Thursday, August 27, 2015

52 Things: Number 47: What is the Fiat-Shamir transform?

This is the latest in a series of blog posts to address the list of '52 Things Every PhD Student Should Know To Do Cryptography': a set of questions compiled to give PhD candidates a sense of what they should know by the end of their first year. Having introduced Sigma Protocols, we now look at an important method for ensuring they are zero knowledge. Thanks again to David Bernhard for his assistance.

What is the Fiat-Shamir transform?

Sigma protocols, which we saw last week, are fast and useful protocols for Alice to prove something to Bob - as long as they're both online at the same time. Alice sends Bob a commitment, Bob replies with a challenge and Alice sends a response. Unfortunately bar further modifications, Sigma protocols are not actually known to be zero-knowledge: they are only honest-verifier zero- knowledge.

The Fiat-Shamir transform is a technique to turn a Sigma protocol into a non- interactive proof. This not only lets Alice send a proof to Bob by e-mail, which he can read later without having to send her a challenge back, it also lets her turn any Sigma protocol into a digital signature scheme with which she can assert "someone who knows the secret for this Sigma protocol has signed that message". Alice can create a signature once and post it to a usenet bulletin board and everyone who sees the signed message can check the signature without having to contact Alice. And zero-knowledge comes for free, since Bob or any other reader no longer has to do anything.

Although this technique is explained in Fiat and Shamir's 1986 paper, several eminent cryptographers have pointed out in the past that it was actually given by Blum in an even earlier work, though we have not been able to trace this.

A Sigma protocol can be implemented as four algorithms *Commit*, *Challenge*, *Respond* and *Check*, to be executed as follows:

Alice Bob
----- -----

co,st = Commit(secret,public)
---------- co --------->
c = Challenge()
<--------- c ----------
r = Respond(st,c)
---------- r --------->

For the Fiat-Shamir transformation, Alice picks a hash function $H$ and uses it to create the challenge herself:

Alice World
----- -----

co, st = Commit(secret,public)
c = H(public,co)
r = Respond(st,c)
------ co,r ----------->
c = H(public,co)

If Alice wants to sign a message m, she includes that in the hash: c = H(public, co,m) and posts (m,co,r) as her signed message.

Why does this work? If $H$ were a random function, then the challenge is clearly uniformly random and independent of Alice's public information and commitment. The security analysis considers an Alice who does not have access to the code of $H$ directly, only to an oracle for $H$. In this case, the probability of Alice making a correct response without following the protocol (especially if she does not know the necessary secret) is proportional to the inverse of the size of the range of $H$, that is if $H$ has domain X and range Y then someone without the the secret who makes up to q $H$ -calls has at most a q/|Y| probability of making a r-value that *Check* accepts. Typically |Y| = 2^n for a decently large value of n, so this probability is negligible.

Some people will tell you that this style of analysis, known as the Random Oracle Model (ROM), is deeply flawed because there's an artificial counter- example of a scheme that is secure in the ROM but is insecure for any actual hash function $H$. What this counter-example shows is that if you go to enough effort to make a stupid scheme, you can end up with a stupid scheme. In practice, Fiat-Shamir has been known since at least 1986, used in several practical applications and stands unbroken to this day (if done properly). No- one has to date proposed a workable attack on a Fiat-Shamir transformed Sigma protocol that was not deliberately designed to be stupid, which is more than can be said for quite a few other cryptographic schemes.

• • •

• Given instruction: Output the passage of the Fiat-Shamir blog post from "Although this technique" up to and including "c = Challenge()", copied word for word. The records that come next are separate material and have no connection to the blog post on the Fiat-Shamir transform.

• • •

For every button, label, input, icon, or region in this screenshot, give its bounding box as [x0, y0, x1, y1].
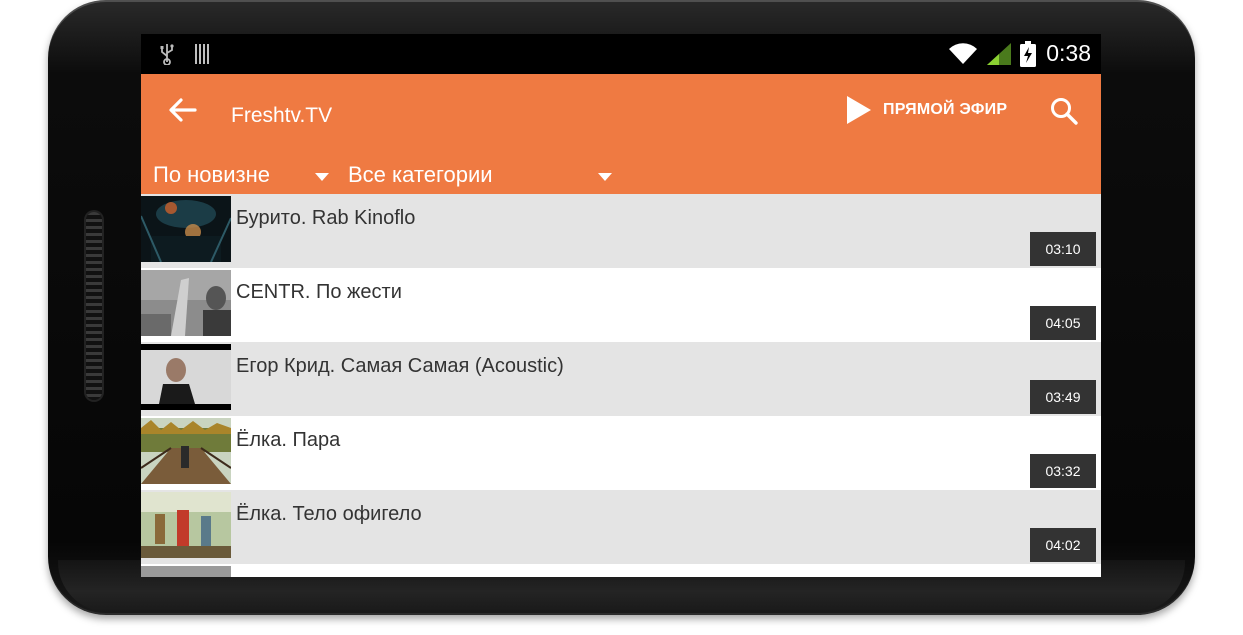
status-clock: 0:38 — [1046, 40, 1091, 66]
battery-charging-icon — [1020, 40, 1037, 67]
barcode-icon — [195, 44, 211, 64]
usb-icon — [160, 44, 174, 65]
video-thumbnail — [141, 492, 231, 558]
video-duration-badge: 04:02 — [1030, 528, 1096, 562]
video-thumbnail — [141, 566, 231, 577]
wifi-icon — [949, 42, 978, 64]
video-duration-badge: 04:05 — [1030, 306, 1096, 340]
video-title: Бурито. Rab Kinoflo — [236, 207, 416, 229]
app-bar: Freshtv.TV ПРЯМОЙ ЭФИР По новизне Все ка… — [141, 74, 1101, 194]
video-title: Ёлка. Пара — [236, 429, 341, 451]
phone-screen: 0:38 Freshtv.TV ПРЯМОЙ ЭФИР По новизне В… — [141, 34, 1101, 577]
category-chevron-down-icon — [598, 173, 612, 181]
video-title: CENTR. По жести — [236, 281, 402, 303]
video-list-item[interactable]: Бурито. Rab Kinoflo 03:10 — [141, 194, 1101, 268]
video-thumbnail — [141, 418, 231, 484]
live-broadcast-button[interactable]: ПРЯМОЙ ЭФИР — [845, 94, 1007, 126]
video-list: Бурито. Rab Kinoflo 03:10 CENTR. По жест… — [141, 194, 1101, 577]
video-duration-badge: 03:10 — [1030, 232, 1096, 266]
video-list-item[interactable]: Ёлка. Тело офигело 04:02 — [141, 490, 1101, 564]
cell-signal-icon — [987, 42, 1012, 65]
video-list-item[interactable]: Егор Крид. Самая Самая (Acoustic) 03:49 — [141, 342, 1101, 416]
sort-chevron-down-icon — [315, 173, 329, 181]
speaker-grille — [86, 212, 102, 400]
video-title: Егор Крид. Самая Самая (Acoustic) — [236, 355, 564, 377]
sort-dropdown-label: По новизне — [153, 162, 270, 187]
play-icon — [847, 96, 871, 124]
video-duration-badge: 03:49 — [1030, 380, 1096, 414]
video-thumbnail — [141, 270, 231, 336]
status-bar: 0:38 — [141, 34, 1101, 74]
video-list-item[interactable]: CENTR. По жести 04:05 — [141, 268, 1101, 342]
search-icon[interactable] — [1049, 96, 1079, 126]
category-dropdown[interactable]: Все категории — [348, 162, 493, 188]
video-thumbnail — [141, 196, 231, 262]
live-broadcast-label: ПРЯМОЙ ЭФИР — [883, 101, 1008, 118]
app-title: Freshtv.TV — [231, 104, 333, 127]
video-title: Ёлка. Тело офигело — [236, 503, 422, 525]
video-list-item-partial[interactable] — [141, 564, 1101, 577]
category-dropdown-label: Все категории — [348, 162, 493, 187]
video-duration-badge: 03:32 — [1030, 454, 1096, 488]
video-thumbnail — [141, 344, 231, 410]
sort-dropdown[interactable]: По новизне — [153, 162, 270, 188]
video-list-item[interactable]: Ёлка. Пара 03:32 — [141, 416, 1101, 490]
back-arrow-icon[interactable] — [167, 94, 199, 126]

• • •

• Finished answer:
Although this technique is explained in Fiat and Shamir's 1986 paper, several eminent cryptographers have pointed out in the past that it was actually given by Blum in an even earlier work, though we have not been able to trace this.

A Sigma protocol can be implemented as four algorithms *Commit*, *Challenge*, *Respond* and *Check*, to be executed as follows:

Alice Bob
----- -----

co,st = Commit(secret,public)
---------- co --------->
c = Challenge()